本文 =>
全国的に盛り上がりを見せるコーヒーシーン。飲食店という枠を超え、さまざまなライフスタイルやカルチャーと溶け合っている。瀬戸内海を挟んで、4つの県が独自のカラーを競う四国は、県ごとの喫茶文化にも個性を発揮。気鋭のロースターやバリスタが、各地で新たなコーヒーカルチャーを生み出している。そんな四国で注目のショップを紹介する当連載。店主や店長たちが推す店へと数珠つなぎで回を重ねていく。
広々としたフロアには、多彩なチョコレートや焼菓子が並ぶ
四国編の第24回は、愛媛県四国中央市の「Grabbag coffeestop」。店主の高橋さんは、イタリアで本場のエスプレッソと出合ったのを機に、コーヒーの世界へ転身。海外のカフェや豆の産地にもたびたび足を運ぶ一方で、パティシエとしてコーヒーに合う菓子作りに注力するなかで、チョコレートの魅力にも傾倒。自家焙煎のコーヒーとビーントゥバーのチョコレートの二刀流で、個性を発揮している。「コーヒーもお菓子も、自分の目で見て吟味した素材で作りたい」という職人気質の高橋さんが目指す、最高のペアリングとは。
店主の高橋さん
Profile|高橋賢次(たかはし・けんじ)

やること =>
**A)** 本文によると、高橋さんがコーヒーの世界へ移ったきっかけは何ですか。1〜3文で説明してください。
**B)** 本文によると、「Grabbag coffeestop」はどこにありますか。
**C)** 本文から、「全国的に盛り上がりを見せるコ」で始まり「Profile|高橋賢次(たかはし・けんじ)」で終わる部分をそのまま書き写してください。

一覧 =>
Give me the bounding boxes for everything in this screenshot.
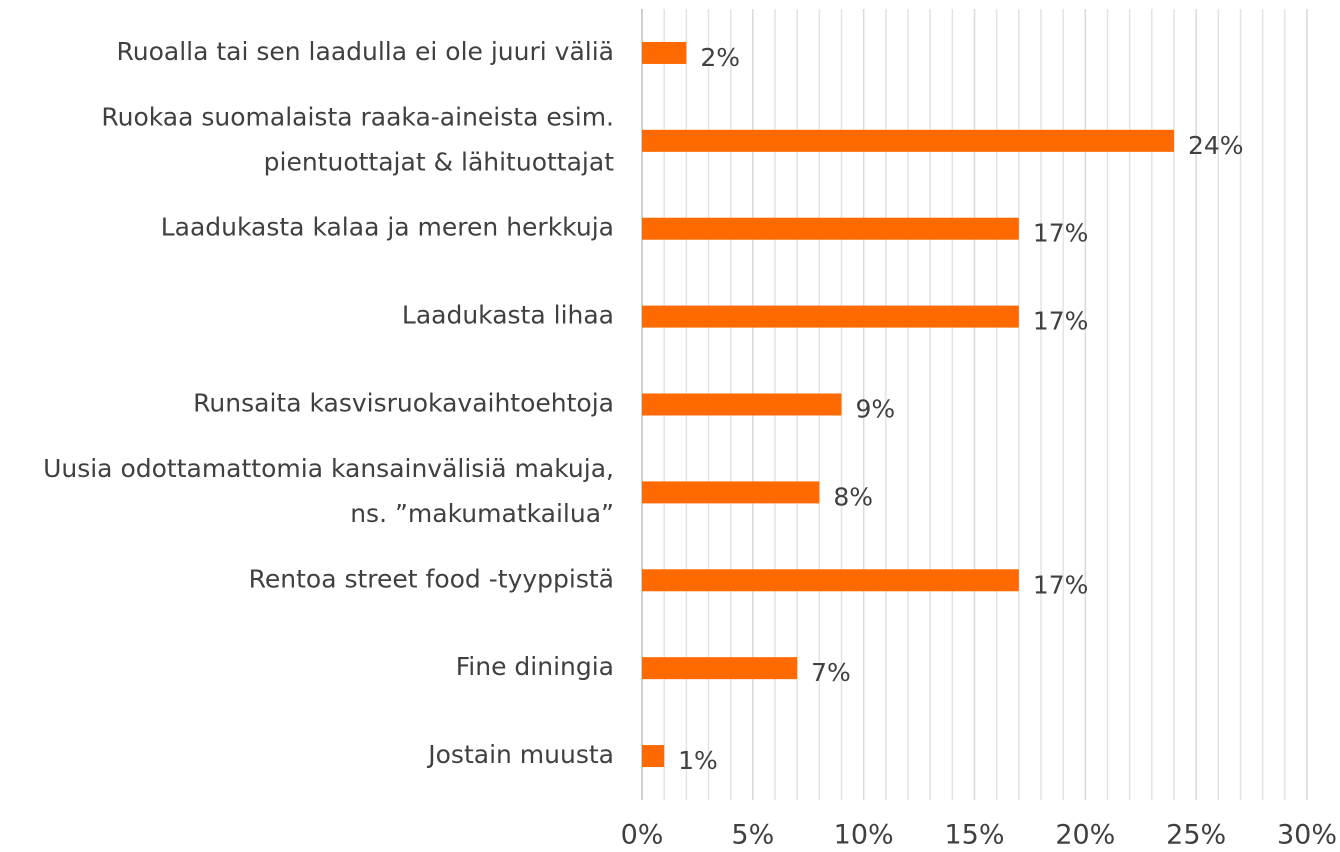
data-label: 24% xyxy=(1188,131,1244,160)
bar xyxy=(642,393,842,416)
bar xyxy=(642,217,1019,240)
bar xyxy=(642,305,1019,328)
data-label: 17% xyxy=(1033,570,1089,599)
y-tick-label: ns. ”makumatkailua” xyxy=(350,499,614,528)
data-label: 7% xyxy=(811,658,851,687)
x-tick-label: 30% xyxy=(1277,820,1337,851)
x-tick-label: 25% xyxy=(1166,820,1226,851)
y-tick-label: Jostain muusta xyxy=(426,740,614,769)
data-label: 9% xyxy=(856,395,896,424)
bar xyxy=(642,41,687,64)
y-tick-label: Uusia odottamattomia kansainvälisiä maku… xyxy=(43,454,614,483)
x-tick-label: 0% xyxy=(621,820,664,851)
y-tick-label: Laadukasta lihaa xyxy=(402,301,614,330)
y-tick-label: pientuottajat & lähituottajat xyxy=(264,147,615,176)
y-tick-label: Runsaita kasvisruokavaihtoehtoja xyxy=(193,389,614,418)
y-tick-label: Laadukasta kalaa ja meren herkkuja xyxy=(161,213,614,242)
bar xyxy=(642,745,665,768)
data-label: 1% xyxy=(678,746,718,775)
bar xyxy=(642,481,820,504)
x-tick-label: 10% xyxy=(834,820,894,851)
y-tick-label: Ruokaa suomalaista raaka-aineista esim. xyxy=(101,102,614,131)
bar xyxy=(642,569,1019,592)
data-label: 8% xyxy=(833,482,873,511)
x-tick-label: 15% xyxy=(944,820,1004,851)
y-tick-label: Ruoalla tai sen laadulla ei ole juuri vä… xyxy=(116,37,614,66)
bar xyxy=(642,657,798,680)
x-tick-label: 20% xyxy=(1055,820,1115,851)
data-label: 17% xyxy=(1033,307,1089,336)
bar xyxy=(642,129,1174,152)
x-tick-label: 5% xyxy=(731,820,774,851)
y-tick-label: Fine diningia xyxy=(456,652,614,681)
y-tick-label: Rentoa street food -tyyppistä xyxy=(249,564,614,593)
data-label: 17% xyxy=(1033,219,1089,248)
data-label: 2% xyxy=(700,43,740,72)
* * *
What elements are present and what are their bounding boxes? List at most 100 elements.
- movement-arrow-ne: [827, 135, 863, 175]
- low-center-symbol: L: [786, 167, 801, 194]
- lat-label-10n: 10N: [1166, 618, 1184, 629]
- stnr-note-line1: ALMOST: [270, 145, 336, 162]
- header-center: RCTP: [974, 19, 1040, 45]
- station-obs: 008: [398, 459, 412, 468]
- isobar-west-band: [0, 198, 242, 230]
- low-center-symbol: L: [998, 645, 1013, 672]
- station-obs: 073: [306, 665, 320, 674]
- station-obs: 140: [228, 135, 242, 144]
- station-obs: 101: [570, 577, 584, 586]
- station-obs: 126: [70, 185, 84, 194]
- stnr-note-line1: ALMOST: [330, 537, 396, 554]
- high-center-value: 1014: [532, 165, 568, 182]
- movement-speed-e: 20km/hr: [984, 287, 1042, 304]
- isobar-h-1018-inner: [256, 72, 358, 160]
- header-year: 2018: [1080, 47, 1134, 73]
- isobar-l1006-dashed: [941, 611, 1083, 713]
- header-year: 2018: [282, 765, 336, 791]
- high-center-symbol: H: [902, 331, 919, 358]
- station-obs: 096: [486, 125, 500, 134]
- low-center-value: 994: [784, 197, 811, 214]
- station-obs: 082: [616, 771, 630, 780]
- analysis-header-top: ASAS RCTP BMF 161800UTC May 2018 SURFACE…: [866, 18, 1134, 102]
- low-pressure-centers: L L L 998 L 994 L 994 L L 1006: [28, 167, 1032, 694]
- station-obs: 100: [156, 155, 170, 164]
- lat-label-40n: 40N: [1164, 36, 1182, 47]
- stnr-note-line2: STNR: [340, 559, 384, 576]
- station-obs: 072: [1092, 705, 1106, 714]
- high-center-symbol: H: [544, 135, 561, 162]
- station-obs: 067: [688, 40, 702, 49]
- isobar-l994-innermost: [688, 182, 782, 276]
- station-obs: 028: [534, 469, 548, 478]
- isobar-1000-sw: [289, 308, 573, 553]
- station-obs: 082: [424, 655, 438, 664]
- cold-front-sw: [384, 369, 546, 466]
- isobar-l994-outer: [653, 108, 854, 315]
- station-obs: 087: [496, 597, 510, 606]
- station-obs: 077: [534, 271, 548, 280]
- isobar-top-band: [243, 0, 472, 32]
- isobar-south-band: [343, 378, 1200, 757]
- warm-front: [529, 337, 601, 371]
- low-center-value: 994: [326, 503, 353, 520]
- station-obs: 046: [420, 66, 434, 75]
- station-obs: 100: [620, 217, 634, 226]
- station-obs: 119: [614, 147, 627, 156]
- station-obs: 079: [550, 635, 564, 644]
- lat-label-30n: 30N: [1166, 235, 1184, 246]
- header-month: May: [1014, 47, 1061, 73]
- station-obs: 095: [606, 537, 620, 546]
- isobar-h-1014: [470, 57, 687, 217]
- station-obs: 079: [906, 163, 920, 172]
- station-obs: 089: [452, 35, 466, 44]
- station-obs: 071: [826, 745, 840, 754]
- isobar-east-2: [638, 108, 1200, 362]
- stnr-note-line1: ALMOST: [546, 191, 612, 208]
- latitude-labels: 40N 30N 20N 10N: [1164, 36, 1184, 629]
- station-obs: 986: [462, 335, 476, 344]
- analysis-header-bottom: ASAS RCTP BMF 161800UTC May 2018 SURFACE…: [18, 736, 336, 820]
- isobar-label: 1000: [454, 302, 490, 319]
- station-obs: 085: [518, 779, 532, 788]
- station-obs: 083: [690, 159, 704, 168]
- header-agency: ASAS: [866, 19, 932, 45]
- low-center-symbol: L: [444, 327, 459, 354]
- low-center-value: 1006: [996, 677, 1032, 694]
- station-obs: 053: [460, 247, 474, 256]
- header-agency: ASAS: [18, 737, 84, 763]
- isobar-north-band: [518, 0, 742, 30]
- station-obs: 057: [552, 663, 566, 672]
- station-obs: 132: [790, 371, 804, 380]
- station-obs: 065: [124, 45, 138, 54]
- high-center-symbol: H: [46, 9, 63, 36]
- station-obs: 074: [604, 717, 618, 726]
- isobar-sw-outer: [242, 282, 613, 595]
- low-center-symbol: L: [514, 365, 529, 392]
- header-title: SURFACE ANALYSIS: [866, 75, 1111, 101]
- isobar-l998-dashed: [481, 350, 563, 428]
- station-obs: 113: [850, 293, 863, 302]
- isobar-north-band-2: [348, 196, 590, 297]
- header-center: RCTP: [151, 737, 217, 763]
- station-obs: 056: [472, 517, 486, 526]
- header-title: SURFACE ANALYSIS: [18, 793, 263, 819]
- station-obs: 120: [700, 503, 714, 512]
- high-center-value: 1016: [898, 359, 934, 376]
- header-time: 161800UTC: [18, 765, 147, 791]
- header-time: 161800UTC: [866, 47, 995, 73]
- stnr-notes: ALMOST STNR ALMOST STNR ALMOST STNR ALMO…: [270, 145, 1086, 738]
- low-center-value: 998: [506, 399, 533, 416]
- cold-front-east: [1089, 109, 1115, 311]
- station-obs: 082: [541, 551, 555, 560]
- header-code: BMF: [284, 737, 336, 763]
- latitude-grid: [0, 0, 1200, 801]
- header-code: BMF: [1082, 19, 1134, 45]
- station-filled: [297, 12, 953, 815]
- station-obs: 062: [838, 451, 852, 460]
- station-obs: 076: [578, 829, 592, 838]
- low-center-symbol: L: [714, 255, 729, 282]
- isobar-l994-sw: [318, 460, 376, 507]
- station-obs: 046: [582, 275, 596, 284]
---
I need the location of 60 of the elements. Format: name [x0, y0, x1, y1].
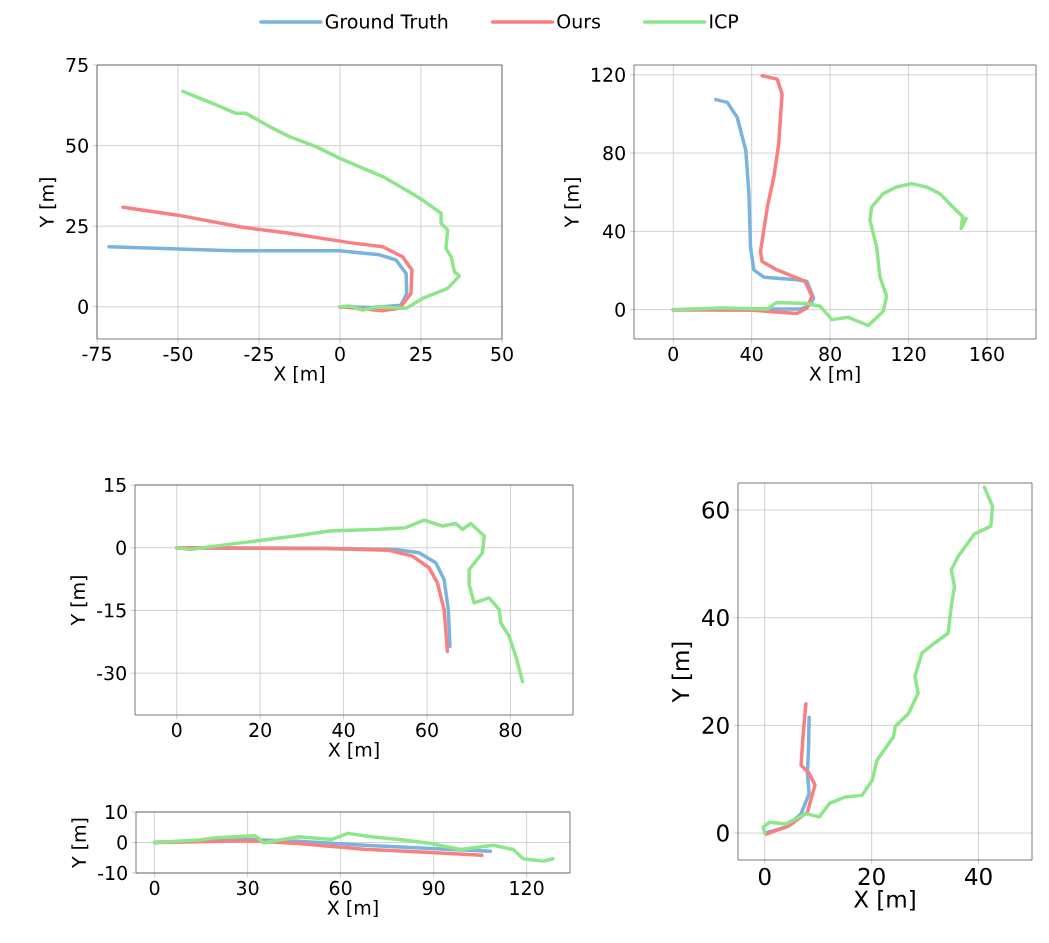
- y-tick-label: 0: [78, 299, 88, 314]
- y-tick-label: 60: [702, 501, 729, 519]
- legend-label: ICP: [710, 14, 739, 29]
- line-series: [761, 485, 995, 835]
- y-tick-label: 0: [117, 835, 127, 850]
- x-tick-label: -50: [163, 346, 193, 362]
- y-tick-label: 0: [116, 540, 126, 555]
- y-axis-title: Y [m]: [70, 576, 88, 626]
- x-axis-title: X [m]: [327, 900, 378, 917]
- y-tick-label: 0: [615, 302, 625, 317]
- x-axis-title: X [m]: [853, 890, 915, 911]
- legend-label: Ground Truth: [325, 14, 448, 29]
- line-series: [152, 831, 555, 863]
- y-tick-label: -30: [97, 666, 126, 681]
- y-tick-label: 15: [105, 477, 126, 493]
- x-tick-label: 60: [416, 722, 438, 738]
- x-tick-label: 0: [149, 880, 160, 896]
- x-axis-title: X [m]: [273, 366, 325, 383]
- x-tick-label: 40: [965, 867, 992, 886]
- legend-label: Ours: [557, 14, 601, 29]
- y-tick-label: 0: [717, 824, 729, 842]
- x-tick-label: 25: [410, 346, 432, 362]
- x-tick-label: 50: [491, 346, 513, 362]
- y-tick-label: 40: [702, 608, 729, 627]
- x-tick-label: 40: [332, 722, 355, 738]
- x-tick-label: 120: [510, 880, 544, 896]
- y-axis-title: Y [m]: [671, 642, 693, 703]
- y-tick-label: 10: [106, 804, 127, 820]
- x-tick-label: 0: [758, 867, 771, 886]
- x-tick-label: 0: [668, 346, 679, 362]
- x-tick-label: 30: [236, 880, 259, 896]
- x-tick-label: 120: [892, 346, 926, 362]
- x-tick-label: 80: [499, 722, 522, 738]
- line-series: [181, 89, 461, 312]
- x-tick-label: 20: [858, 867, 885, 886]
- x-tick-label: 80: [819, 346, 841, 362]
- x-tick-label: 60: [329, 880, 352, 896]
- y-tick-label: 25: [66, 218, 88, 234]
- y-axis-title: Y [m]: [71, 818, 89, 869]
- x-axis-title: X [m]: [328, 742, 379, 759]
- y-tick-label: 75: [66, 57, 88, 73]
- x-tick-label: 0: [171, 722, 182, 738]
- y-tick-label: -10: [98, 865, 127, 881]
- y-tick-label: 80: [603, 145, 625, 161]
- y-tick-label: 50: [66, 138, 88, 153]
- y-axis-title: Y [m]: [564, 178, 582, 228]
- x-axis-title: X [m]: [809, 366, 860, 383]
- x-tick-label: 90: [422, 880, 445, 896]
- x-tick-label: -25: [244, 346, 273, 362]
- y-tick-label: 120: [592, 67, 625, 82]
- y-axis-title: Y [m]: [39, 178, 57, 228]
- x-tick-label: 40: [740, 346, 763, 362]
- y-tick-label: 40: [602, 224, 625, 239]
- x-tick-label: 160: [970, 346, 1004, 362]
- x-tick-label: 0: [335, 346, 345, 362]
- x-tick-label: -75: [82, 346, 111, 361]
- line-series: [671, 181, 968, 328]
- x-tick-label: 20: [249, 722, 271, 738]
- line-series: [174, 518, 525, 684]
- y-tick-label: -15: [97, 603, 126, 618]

各問の答え =>
**A)** イタリアで本場のエスプレッソと出合ったことがきっかけで、高橋さんはコーヒーの世界へ転身しました。

**B)** 愛媛県四国中央市です。

**C)**
全国的に盛り上がりを見せるコーヒーシーン。飲食店という枠を超え、さまざまなライフスタイルやカルチャーと溶け合っている。瀬戸内海を挟んで、4つの県が独自のカラーを競う四国は、県ごとの喫茶文化にも個性を発揮。気鋭のロースターやバリスタが、各地で新たなコーヒーカルチャーを生み出している。そんな四国で注目のショップを紹介する当連載。店主や店長たちが推す店へと数珠つなぎで回を重ねていく。
広々としたフロアには、多彩なチョコレートや焼菓子が並ぶ
四国編の第24回は、愛媛県四国中央市の「Grabbag coffeestop」。店主の高橋さんは、イタリアで本場のエスプレッソと出合ったのを機に、コーヒーの世界へ転身。海外のカフェや豆の産地にもたびたび足を運ぶ一方で、パティシエとしてコーヒーに合う菓子作りに注力するなかで、チョコレートの魅力にも傾倒。自家焙煎のコーヒーとビーントゥバーのチョコレートの二刀流で、個性を発揮している。「コーヒーもお菓子も、自分の目で見て吟味した素材で作りたい」という職人気質の高橋さんが目指す、最高のペアリングとは。
店主の高橋さん
Profile|高橋賢次(たかはし・けんじ)